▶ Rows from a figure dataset
** begin **

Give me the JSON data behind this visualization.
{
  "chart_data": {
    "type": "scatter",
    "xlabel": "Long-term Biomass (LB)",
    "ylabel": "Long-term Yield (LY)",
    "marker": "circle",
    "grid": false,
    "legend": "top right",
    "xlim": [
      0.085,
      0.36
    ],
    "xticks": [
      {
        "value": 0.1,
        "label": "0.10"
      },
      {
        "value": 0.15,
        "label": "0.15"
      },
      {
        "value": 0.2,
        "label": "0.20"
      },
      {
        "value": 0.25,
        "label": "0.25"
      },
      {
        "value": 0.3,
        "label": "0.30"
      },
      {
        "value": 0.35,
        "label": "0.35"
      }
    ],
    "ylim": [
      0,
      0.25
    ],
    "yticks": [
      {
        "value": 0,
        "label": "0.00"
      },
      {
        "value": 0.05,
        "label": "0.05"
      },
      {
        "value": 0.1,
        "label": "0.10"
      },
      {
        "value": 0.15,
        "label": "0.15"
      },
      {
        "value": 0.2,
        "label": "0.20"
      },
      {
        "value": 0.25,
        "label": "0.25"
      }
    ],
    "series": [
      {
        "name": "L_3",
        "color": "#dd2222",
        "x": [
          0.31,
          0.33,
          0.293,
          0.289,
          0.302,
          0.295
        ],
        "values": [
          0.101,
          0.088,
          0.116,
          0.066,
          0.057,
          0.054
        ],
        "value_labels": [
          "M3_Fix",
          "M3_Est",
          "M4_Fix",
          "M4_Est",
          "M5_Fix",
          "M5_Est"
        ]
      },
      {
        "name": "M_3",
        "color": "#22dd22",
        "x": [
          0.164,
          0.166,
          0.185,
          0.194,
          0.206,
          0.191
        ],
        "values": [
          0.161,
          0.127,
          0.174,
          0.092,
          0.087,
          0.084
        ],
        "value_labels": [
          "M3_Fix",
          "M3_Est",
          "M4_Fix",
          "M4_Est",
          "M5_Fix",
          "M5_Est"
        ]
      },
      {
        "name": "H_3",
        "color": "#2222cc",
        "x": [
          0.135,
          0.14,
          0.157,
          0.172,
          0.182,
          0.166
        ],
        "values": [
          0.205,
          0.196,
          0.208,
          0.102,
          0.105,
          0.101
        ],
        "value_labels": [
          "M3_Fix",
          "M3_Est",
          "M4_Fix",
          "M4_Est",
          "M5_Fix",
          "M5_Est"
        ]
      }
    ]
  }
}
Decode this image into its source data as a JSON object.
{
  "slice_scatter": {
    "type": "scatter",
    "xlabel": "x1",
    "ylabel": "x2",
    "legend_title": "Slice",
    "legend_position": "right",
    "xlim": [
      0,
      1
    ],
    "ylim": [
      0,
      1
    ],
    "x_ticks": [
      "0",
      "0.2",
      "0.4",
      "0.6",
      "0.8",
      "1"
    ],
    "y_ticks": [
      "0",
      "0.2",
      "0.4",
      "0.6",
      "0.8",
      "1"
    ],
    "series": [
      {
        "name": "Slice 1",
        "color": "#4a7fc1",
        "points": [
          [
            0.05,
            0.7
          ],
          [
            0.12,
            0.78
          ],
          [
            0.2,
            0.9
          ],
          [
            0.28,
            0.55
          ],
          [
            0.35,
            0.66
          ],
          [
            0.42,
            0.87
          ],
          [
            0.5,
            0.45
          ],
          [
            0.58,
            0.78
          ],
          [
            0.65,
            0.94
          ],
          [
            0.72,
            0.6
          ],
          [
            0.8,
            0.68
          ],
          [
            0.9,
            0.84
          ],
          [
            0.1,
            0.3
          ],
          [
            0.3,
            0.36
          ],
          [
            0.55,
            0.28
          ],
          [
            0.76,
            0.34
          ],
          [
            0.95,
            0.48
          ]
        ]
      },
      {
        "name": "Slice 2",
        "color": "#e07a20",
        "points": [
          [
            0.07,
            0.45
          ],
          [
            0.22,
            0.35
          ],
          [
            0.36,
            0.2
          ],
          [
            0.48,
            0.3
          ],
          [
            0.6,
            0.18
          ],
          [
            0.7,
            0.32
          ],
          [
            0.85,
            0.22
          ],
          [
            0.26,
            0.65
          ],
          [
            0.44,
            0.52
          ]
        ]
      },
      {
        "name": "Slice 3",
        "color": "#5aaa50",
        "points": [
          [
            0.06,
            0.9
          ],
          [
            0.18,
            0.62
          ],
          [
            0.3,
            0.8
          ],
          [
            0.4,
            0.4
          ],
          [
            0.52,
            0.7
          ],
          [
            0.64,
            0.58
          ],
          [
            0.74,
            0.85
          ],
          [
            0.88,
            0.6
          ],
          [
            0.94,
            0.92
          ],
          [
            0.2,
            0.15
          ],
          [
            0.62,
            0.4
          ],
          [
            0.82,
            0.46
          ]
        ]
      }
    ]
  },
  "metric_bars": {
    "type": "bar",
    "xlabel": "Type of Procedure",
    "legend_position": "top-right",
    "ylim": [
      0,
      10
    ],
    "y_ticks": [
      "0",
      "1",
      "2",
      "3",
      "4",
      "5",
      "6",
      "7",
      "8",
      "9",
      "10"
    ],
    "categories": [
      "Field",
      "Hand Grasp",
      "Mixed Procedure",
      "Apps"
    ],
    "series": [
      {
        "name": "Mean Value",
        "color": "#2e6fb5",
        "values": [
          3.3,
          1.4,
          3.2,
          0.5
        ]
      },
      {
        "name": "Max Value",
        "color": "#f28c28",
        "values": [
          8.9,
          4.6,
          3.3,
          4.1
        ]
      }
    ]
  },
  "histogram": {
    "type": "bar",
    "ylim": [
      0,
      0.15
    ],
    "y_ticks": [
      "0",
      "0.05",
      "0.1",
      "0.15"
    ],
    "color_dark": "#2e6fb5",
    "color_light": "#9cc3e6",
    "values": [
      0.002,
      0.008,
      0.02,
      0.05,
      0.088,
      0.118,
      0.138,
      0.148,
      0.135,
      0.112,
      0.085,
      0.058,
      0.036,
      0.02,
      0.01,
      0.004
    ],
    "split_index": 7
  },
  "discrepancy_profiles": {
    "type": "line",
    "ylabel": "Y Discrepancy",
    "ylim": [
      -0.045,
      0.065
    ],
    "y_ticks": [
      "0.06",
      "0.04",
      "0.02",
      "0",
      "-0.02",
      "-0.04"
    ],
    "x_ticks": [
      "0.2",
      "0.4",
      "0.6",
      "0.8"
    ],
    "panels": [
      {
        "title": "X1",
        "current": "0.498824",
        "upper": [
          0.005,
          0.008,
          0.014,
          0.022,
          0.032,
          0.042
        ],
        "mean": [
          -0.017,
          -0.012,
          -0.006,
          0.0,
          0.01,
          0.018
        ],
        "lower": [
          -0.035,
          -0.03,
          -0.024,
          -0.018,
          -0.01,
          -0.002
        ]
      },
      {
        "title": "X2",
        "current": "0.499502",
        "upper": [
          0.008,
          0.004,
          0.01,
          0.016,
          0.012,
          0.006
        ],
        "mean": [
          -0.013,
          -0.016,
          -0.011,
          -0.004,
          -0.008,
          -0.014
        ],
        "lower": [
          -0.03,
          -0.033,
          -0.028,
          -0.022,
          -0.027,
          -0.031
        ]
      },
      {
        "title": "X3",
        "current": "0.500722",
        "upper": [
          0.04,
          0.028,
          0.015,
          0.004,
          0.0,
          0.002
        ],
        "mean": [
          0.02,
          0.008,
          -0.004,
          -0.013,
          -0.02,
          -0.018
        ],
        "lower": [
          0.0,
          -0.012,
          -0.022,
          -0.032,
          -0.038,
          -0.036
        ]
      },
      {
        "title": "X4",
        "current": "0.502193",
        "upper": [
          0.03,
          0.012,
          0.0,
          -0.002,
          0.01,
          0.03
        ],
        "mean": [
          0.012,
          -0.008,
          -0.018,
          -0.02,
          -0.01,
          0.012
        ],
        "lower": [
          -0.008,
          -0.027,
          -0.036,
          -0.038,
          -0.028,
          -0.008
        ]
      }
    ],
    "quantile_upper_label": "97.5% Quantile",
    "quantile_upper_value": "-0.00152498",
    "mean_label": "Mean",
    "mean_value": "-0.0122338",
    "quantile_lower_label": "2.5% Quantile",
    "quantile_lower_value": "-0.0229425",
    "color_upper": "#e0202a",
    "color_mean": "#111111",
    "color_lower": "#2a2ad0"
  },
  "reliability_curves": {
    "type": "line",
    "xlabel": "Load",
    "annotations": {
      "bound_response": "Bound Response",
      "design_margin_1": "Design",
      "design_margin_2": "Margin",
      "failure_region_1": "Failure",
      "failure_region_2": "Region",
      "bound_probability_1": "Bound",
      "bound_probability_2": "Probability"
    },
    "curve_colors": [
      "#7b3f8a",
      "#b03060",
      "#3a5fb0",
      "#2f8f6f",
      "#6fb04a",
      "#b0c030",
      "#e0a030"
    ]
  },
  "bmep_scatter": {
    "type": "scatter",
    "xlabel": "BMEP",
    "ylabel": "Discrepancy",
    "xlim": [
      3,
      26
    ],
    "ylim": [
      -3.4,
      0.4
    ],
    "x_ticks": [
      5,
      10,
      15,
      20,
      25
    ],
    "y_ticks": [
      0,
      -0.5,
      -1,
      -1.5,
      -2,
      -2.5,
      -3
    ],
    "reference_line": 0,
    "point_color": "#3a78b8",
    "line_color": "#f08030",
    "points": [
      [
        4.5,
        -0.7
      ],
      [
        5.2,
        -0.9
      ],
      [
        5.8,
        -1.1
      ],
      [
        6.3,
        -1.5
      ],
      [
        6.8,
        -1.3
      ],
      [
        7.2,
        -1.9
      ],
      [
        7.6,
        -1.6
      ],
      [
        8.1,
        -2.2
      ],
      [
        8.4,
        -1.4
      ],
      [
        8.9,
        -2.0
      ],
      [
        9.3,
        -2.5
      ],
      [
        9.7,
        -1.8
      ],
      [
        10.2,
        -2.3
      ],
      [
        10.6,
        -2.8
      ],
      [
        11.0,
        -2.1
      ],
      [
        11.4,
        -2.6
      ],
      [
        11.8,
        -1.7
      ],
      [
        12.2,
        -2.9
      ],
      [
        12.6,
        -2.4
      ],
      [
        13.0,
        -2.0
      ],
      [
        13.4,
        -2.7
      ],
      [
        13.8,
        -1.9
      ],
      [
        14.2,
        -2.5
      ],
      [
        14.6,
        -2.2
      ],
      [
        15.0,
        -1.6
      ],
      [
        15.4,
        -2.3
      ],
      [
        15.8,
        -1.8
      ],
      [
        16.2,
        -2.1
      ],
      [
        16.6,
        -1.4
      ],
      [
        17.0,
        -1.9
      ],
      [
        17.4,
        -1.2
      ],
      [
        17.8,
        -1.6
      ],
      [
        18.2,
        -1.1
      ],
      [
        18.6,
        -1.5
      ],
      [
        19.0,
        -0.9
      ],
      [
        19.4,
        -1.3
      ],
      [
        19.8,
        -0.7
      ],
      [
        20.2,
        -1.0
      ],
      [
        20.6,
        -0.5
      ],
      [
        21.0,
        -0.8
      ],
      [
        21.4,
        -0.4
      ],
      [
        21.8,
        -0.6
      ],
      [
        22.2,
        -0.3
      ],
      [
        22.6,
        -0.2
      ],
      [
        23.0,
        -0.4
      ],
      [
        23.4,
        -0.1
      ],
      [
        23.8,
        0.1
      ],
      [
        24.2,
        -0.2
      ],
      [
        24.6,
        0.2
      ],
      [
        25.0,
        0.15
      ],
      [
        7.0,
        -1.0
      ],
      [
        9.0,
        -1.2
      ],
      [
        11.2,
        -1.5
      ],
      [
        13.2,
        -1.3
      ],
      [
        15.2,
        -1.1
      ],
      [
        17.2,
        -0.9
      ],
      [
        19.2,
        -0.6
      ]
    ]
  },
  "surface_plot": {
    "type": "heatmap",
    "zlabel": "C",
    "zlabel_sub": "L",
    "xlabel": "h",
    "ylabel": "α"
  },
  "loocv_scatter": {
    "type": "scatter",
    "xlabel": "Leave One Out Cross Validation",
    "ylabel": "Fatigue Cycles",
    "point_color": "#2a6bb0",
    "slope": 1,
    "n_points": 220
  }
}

** end **

▶ Work instructions
Extract each line from the listing that holds the word "xlabel".

▶ In response
    "xlabel": "Long-term Biomass (LB)",
    "xlabel": "x1",
    "xlabel": "Type of Procedure",
    "xlabel": "Load",
    "xlabel": "BMEP",
    "xlabel": "h",
    "xlabel": "Leave One Out Cross Validation",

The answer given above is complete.